- _Exercise_
Every line below should be repeated exactly.

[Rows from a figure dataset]
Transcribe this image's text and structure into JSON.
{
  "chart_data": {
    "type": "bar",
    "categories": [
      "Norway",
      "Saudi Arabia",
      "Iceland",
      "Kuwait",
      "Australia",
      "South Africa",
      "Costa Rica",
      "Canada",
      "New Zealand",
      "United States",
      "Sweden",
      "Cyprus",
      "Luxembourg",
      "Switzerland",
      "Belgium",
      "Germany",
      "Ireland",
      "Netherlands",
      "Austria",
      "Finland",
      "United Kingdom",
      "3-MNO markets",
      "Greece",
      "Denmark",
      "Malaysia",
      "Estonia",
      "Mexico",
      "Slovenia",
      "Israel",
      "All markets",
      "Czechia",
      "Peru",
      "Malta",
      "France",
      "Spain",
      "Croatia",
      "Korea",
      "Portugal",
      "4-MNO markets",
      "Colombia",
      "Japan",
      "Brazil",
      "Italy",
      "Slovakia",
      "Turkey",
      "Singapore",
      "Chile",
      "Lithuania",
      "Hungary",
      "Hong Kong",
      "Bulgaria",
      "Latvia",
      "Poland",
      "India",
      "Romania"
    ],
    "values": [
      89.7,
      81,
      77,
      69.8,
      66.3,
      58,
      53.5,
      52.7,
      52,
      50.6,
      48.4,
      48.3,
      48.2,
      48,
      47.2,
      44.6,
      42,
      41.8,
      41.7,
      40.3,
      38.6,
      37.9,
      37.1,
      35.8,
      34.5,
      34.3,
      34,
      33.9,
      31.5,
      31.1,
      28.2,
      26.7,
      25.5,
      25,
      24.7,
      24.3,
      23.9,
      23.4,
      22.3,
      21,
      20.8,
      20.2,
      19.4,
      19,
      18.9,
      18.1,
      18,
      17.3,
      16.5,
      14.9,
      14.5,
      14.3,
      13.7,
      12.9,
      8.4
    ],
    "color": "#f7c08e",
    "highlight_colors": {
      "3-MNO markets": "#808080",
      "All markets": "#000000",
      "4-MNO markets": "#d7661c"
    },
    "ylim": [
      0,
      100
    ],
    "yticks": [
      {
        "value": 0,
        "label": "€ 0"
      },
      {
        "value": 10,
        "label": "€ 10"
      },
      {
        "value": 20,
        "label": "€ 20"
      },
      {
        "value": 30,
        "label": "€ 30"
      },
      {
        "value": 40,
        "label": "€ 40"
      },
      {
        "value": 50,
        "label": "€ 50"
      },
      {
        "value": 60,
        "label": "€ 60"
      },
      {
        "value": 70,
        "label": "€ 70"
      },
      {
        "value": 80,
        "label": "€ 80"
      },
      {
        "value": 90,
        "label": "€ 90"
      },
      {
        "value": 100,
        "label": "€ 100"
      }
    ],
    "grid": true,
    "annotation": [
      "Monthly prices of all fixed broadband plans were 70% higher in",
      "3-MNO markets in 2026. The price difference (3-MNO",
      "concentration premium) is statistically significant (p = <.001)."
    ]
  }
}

- _Result of this task_
Transcribe this image's text and structure into JSON.
{
  "chart_data": {
    "type": "bar",
    "categories": [
      "Norway",
      "Saudi Arabia",
      "Iceland",
      "Kuwait",
      "Australia",
      "South Africa",
      "Costa Rica",
      "Canada",
      "New Zealand",
      "United States",
      "Sweden",
      "Cyprus",
      "Luxembourg",
      "Switzerland",
      "Belgium",
      "Germany",
      "Ireland",
      "Netherlands",
      "Austria",
      "Finland",
      "United Kingdom",
      "3-MNO markets",
      "Greece",
      "Denmark",
      "Malaysia",
      "Estonia",
      "Mexico",
      "Slovenia",
      "Israel",
      "All markets",
      "Czechia",
      "Peru",
      "Malta",
      "France",
      "Spain",
      "Croatia",
      "Korea",
      "Portugal",
      "4-MNO markets",
      "Colombia",
      "Japan",
      "Brazil",
      "Italy",
      "Slovakia",
      "Turkey",
      "Singapore",
      "Chile",
      "Lithuania",
      "Hungary",
      "Hong Kong",
      "Bulgaria",
      "Latvia",
      "Poland",
      "India",
      "Romania"
    ],
    "values": [
      89.7,
      81,
      77,
      69.8,
      66.3,
      58,
      53.5,
      52.7,
      52,
      50.6,
      48.4,
      48.3,
      48.2,
      48,
      47.2,
      44.6,
      42,
      41.8,
      41.7,
      40.3,
      38.6,
      37.9,
      37.1,
      35.8,
      34.5,
      34.3,
      34,
      33.9,
      31.5,
      31.1,
      28.2,
      26.7,
      25.5,
      25,
      24.7,
      24.3,
      23.9,
      23.4,
      22.3,
      21,
      20.8,
      20.2,
      19.4,
      19,
      18.9,
      18.1,
      18,
      17.3,
      16.5,
      14.9,
      14.5,
      14.3,
      13.7,
      12.9,
      8.4
    ],
    "color": "#f7c08e",
    "highlight_colors": {
      "3-MNO markets": "#808080",
      "All markets": "#000000",
      "4-MNO markets": "#d7661c"
    },
    "ylim": [
      0,
      100
    ],
    "yticks": [
      {
        "value": 0,
        "label": "€ 0"
      },
      {
        "value": 10,
        "label": "€ 10"
      },
      {
        "value": 20,
        "label": "€ 20"
      },
      {
        "value": 30,
        "label": "€ 30"
      },
      {
        "value": 40,
        "label": "€ 40"
      },
      {
        "value": 50,
        "label": "€ 50"
      },
      {
        "value": 60,
        "label": "€ 60"
      },
      {
        "value": 70,
        "label": "€ 70"
      },
      {
        "value": 80,
        "label": "€ 80"
      },
      {
        "value": 90,
        "label": "€ 90"
      },
      {
        "value": 100,
        "label": "€ 100"
      }
    ],
    "grid": true,
    "annotation": [
      "Monthly prices of all fixed broadband plans were 70% higher in",
      "3-MNO markets in 2026. The price difference (3-MNO",
      "concentration premium) is statistically significant (p = <.001)."
    ]
  }
}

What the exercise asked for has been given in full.